**** Data in this exercise ****

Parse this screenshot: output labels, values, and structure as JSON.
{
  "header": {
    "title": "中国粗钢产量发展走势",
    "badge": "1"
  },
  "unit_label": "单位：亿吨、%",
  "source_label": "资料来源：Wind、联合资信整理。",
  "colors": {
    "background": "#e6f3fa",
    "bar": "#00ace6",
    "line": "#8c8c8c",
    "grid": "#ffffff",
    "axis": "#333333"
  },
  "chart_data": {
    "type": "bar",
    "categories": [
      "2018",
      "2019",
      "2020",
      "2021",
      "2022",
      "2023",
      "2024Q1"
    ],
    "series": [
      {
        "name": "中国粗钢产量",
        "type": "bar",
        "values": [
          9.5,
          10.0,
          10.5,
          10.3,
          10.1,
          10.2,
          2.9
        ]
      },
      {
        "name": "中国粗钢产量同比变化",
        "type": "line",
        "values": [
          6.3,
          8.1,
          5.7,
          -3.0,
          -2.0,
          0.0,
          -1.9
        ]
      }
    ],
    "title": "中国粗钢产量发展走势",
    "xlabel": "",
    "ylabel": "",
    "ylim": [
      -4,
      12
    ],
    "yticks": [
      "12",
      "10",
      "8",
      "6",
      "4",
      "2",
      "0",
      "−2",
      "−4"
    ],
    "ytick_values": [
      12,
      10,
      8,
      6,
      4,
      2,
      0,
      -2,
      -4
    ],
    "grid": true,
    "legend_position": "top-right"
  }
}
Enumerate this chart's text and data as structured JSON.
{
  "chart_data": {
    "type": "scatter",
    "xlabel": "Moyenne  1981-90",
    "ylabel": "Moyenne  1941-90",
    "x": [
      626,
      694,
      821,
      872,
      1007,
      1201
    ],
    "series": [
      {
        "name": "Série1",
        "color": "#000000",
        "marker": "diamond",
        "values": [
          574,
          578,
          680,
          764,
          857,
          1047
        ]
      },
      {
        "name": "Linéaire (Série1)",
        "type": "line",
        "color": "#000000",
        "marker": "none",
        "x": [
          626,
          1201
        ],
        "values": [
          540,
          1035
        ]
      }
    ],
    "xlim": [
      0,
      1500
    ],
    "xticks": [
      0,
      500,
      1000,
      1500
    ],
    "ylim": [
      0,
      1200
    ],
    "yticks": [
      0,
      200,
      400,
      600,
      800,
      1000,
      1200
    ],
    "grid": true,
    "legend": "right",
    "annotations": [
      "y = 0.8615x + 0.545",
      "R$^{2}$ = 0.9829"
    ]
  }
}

****

Exercise:
Write the listing out again, exactly as it reads.

Output for this exercise:
Parse this screenshot: output labels, values, and structure as JSON.
{
  "header": {
    "title": "中国粗钢产量发展走势",
    "badge": "1"
  },
  "unit_label": "单位：亿吨、%",
  "source_label": "资料来源：Wind、联合资信整理。",
  "colors": {
    "background": "#e6f3fa",
    "bar": "#00ace6",
    "line": "#8c8c8c",
    "grid": "#ffffff",
    "axis": "#333333"
  },
  "chart_data": {
    "type": "bar",
    "categories": [
      "2018",
      "2019",
      "2020",
      "2021",
      "2022",
      "2023",
      "2024Q1"
    ],
    "series": [
      {
        "name": "中国粗钢产量",
        "type": "bar",
        "values": [
          9.5,
          10.0,
          10.5,
          10.3,
          10.1,
          10.2,
          2.9
        ]
      },
      {
        "name": "中国粗钢产量同比变化",
        "type": "line",
        "values": [
          6.3,
          8.1,
          5.7,
          -3.0,
          -2.0,
          0.0,
          -1.9
        ]
      }
    ],
    "title": "中国粗钢产量发展走势",
    "xlabel": "",
    "ylabel": "",
    "ylim": [
      -4,
      12
    ],
    "yticks": [
      "12",
      "10",
      "8",
      "6",
      "4",
      "2",
      "0",
      "−2",
      "−4"
    ],
    "ytick_values": [
      12,
      10,
      8,
      6,
      4,
      2,
      0,
      -2,
      -4
    ],
    "grid": true,
    "legend_position": "top-right"
  }
}
Enumerate this chart's text and data as structured JSON.
{
  "chart_data": {
    "type": "scatter",
    "xlabel": "Moyenne  1981-90",
    "ylabel": "Moyenne  1941-90",
    "x": [
      626,
      694,
      821,
      872,
      1007,
      1201
    ],
    "series": [
      {
        "name": "Série1",
        "color": "#000000",
        "marker": "diamond",
        "values": [
          574,
          578,
          680,
          764,
          857,
          1047
        ]
      },
      {
        "name": "Linéaire (Série1)",
        "type": "line",
        "color": "#000000",
        "marker": "none",
        "x": [
          626,
          1201
        ],
        "values": [
          540,
          1035
        ]
      }
    ],
    "xlim": [
      0,
      1500
    ],
    "xticks": [
      0,
      500,
      1000,
      1500
    ],
    "ylim": [
      0,
      1200
    ],
    "yticks": [
      0,
      200,
      400,
      600,
      800,
      1000,
      1200
    ],
    "grid": true,
    "legend": "right",
    "annotations": [
      "y = 0.8615x + 0.545",
      "R$^{2}$ = 0.9829"
    ]
  }
}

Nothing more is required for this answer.